[Data items]
◆ ◆ ◆ ◆ ◆ ◆ ◆

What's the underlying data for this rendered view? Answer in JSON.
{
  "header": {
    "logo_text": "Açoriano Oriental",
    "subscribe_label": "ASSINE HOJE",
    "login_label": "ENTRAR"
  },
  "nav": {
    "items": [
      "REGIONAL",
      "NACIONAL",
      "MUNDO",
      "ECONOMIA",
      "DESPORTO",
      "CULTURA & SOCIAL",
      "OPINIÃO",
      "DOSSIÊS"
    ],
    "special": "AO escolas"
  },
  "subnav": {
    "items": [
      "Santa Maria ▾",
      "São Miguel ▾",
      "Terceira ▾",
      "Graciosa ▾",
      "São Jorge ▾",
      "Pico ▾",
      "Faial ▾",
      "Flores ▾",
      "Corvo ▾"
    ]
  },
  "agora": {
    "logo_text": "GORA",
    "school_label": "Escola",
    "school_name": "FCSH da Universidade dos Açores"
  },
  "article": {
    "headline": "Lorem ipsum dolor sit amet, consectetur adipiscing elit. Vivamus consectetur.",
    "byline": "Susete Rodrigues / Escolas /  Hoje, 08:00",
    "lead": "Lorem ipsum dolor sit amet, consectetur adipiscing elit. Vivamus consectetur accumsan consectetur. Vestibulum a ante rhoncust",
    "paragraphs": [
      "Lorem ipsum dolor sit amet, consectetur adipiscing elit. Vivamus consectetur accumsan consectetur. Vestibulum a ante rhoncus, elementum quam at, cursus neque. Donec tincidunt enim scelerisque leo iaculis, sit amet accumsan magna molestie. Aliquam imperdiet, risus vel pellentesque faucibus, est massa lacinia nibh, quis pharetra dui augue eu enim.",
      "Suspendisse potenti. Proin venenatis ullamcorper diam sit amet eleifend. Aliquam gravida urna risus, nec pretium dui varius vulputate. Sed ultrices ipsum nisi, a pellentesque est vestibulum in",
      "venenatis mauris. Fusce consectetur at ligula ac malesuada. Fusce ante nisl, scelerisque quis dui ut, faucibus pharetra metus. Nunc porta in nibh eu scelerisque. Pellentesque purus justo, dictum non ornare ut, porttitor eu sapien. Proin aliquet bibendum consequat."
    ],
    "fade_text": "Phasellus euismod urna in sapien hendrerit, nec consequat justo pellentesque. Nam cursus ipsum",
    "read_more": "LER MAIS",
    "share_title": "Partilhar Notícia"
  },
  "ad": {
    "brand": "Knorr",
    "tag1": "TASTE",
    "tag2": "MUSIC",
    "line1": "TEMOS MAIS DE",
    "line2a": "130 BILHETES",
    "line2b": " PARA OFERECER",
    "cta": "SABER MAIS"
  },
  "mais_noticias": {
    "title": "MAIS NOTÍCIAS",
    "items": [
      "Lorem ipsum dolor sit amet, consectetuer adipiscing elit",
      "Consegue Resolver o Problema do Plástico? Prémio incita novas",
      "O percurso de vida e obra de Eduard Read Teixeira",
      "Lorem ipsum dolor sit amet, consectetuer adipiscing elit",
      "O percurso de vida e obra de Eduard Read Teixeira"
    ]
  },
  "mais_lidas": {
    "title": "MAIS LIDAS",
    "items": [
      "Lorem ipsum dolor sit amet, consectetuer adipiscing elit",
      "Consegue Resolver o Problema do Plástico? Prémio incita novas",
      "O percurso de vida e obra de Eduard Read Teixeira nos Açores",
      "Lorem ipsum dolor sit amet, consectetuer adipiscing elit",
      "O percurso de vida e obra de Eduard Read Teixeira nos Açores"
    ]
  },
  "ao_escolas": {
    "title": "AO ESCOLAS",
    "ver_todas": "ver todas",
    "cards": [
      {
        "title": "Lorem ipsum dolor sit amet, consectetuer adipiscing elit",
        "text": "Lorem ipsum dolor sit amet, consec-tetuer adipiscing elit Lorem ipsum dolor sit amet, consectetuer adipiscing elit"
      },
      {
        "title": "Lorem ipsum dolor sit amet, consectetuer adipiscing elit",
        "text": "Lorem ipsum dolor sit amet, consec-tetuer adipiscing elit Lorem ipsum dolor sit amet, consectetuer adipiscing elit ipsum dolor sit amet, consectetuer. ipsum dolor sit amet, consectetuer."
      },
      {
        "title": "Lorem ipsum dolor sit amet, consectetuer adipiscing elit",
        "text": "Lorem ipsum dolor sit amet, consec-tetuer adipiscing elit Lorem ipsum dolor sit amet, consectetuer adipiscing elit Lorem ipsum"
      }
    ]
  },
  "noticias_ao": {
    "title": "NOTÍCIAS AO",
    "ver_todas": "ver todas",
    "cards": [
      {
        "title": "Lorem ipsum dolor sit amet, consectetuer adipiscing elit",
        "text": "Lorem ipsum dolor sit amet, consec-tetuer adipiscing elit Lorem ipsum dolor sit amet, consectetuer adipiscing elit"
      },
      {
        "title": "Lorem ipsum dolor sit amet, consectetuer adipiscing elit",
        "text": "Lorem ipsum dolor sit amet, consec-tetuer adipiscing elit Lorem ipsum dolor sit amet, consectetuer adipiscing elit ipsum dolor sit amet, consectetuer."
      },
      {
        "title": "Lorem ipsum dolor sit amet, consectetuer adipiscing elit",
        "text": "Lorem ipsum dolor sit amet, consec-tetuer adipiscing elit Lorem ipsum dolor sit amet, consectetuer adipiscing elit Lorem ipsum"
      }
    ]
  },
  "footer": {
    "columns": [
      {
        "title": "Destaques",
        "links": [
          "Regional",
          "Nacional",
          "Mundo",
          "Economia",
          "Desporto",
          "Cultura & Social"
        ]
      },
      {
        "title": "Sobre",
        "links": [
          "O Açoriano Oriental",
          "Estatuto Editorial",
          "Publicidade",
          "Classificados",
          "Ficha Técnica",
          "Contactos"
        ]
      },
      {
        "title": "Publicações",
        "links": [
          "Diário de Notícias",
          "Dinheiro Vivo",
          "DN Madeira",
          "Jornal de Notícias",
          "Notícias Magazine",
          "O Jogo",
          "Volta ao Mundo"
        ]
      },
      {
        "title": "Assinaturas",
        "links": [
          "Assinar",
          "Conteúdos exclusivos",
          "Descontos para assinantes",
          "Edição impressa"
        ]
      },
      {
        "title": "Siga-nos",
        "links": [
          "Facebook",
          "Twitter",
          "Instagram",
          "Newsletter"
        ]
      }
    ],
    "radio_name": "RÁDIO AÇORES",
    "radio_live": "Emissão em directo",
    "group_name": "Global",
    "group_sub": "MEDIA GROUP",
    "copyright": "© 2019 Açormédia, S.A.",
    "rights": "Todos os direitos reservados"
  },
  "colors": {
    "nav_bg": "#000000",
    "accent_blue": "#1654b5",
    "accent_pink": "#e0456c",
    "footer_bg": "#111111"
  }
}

◆ ◆ ◆ ◆ ◆ ◆ ◆

Reproduce every line from the entries that holds the word "Vivamus".

▶ RESULT FOR THIS TASK:
    "headline": "Lorem ipsum dolor sit amet, consectetur adipiscing elit. Vivamus consectetur.",
    "lead": "Lorem ipsum dolor sit amet, consectetur adipiscing elit. Vivamus consectetur accumsan consectetur. Vestibulum a ante rhoncust",
      "Lorem ipsum dolor sit amet, consectetur adipiscing elit. Vivamus consectetur accumsan consectetur. Vestibulum a ante rhoncus, elementum quam at, cursus neque. Donec tincidunt enim scelerisque leo iaculis, sit amet accumsan magna molestie. Aliquam imperdiet, risus vel pellentesque faucibus, est massa lacinia nibh, quis pharetra dui augue eu enim.",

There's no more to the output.